• **TASK STATEMENT**
Extract all lines from the data beneath that include the word "hands".
:::::
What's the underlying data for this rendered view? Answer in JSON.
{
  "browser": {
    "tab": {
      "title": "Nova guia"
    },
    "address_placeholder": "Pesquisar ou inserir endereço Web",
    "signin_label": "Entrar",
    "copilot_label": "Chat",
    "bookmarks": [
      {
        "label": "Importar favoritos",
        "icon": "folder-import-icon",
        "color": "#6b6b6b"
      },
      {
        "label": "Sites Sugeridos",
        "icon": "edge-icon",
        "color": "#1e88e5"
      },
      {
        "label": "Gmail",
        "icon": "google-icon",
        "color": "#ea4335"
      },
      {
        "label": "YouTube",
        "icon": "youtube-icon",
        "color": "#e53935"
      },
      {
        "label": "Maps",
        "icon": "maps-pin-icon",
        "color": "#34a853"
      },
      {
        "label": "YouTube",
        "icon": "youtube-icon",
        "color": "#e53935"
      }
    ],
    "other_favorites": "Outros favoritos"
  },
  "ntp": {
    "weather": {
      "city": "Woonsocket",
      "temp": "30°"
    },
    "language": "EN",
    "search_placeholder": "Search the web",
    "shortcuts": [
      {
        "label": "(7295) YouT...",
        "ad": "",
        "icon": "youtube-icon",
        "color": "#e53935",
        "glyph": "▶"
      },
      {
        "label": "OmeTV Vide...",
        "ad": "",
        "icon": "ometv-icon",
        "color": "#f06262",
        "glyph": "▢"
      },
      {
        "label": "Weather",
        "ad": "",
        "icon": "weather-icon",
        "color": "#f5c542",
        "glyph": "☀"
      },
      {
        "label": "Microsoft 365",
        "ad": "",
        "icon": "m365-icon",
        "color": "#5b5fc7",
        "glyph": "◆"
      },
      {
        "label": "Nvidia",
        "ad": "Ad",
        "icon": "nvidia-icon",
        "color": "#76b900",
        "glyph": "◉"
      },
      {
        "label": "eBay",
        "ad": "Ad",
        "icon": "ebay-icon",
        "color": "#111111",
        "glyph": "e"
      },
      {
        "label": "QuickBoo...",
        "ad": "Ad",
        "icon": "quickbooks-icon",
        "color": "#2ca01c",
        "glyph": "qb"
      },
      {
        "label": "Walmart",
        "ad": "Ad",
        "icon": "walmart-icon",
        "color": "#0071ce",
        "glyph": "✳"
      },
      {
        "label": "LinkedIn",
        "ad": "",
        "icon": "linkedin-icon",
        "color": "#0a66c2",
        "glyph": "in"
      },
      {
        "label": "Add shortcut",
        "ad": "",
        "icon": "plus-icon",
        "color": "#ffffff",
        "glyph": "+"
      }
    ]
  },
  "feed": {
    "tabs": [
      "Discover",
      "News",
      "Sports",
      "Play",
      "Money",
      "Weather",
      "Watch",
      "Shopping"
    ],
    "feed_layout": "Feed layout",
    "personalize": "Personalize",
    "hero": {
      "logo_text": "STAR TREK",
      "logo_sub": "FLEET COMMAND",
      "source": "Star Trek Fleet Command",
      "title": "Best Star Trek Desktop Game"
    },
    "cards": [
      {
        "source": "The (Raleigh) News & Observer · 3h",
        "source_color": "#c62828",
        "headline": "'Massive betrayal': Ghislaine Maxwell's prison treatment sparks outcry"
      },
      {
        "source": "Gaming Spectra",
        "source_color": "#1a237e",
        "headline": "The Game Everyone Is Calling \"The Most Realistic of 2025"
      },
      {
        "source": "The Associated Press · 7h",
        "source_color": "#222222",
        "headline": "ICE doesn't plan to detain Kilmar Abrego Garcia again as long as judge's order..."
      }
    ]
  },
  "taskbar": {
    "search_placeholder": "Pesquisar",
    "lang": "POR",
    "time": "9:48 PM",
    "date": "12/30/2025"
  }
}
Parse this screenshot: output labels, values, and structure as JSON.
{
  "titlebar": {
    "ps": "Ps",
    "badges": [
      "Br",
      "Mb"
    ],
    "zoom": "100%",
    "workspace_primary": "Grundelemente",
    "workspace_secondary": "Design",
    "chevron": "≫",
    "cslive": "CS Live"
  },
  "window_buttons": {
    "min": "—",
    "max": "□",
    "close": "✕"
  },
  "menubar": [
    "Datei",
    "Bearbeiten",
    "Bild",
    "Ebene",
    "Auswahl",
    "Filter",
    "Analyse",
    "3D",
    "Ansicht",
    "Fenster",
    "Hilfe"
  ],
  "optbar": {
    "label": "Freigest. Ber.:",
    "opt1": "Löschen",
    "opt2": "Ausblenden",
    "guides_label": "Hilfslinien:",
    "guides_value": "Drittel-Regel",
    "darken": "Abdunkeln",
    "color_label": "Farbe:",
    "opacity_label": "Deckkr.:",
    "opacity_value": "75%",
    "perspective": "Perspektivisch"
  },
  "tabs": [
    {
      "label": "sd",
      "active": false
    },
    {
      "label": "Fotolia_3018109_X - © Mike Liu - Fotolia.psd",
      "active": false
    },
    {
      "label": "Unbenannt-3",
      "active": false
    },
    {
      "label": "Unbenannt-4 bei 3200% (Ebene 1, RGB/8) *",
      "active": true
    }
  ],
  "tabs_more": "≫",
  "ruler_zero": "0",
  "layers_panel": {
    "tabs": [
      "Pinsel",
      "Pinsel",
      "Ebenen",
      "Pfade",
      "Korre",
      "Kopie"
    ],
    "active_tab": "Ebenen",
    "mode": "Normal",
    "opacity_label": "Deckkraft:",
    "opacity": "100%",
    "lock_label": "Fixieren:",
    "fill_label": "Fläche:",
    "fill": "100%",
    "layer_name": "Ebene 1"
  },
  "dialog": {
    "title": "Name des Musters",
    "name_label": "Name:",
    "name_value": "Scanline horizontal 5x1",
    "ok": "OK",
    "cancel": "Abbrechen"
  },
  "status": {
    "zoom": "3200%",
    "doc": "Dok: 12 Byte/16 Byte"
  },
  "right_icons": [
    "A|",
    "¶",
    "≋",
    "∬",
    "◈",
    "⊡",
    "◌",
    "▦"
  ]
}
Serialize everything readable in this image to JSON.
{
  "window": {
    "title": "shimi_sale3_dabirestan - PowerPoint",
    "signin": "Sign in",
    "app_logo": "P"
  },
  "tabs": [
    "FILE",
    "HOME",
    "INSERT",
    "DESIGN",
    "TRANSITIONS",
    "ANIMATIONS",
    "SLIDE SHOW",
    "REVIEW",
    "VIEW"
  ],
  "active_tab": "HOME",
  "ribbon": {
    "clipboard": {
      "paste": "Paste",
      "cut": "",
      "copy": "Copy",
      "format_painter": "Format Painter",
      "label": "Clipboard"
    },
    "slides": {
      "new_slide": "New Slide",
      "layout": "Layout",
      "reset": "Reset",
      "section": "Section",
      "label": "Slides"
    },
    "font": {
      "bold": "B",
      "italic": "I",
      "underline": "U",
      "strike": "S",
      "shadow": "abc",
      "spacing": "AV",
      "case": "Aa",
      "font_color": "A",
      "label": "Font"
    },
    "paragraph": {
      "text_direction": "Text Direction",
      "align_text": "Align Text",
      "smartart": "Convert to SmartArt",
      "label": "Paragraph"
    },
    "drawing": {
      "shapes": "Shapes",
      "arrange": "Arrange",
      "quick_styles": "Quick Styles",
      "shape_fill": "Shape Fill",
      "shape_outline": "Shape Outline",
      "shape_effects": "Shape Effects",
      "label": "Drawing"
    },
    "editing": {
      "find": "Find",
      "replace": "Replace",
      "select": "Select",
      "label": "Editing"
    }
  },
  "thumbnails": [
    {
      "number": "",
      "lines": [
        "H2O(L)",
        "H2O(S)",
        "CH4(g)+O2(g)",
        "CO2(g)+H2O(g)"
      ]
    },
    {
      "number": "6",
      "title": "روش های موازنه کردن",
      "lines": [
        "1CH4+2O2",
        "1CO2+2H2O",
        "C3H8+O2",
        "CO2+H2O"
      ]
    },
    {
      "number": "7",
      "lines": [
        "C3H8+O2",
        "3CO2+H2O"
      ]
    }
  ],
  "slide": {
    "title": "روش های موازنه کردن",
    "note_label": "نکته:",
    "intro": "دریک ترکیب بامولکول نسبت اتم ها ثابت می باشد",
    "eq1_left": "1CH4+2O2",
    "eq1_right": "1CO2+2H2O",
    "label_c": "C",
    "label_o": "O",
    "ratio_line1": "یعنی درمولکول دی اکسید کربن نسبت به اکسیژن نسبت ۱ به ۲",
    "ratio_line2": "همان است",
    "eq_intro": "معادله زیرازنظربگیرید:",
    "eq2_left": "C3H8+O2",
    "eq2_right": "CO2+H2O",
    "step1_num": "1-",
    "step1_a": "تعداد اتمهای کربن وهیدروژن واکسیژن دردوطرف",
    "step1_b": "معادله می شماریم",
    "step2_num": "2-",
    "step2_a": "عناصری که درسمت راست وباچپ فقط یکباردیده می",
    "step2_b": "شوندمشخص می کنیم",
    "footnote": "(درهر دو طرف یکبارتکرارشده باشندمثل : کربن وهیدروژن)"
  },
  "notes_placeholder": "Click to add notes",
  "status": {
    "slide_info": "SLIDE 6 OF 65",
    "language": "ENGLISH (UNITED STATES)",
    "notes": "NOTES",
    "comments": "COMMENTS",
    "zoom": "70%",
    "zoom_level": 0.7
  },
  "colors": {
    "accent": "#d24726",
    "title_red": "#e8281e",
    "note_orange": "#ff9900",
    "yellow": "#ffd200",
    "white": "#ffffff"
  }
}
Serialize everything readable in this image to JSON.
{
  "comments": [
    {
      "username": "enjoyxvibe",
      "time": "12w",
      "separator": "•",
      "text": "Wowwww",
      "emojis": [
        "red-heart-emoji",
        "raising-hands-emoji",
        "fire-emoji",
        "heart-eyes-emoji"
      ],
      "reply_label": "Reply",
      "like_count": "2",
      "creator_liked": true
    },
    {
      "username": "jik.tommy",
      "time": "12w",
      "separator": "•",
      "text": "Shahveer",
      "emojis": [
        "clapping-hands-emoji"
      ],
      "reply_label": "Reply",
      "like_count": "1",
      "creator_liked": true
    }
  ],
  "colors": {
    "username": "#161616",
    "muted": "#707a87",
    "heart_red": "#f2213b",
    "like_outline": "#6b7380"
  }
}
:::::
• **TASK ANSWER**
        "raising-hands-emoji",
        "clapping-hands-emoji"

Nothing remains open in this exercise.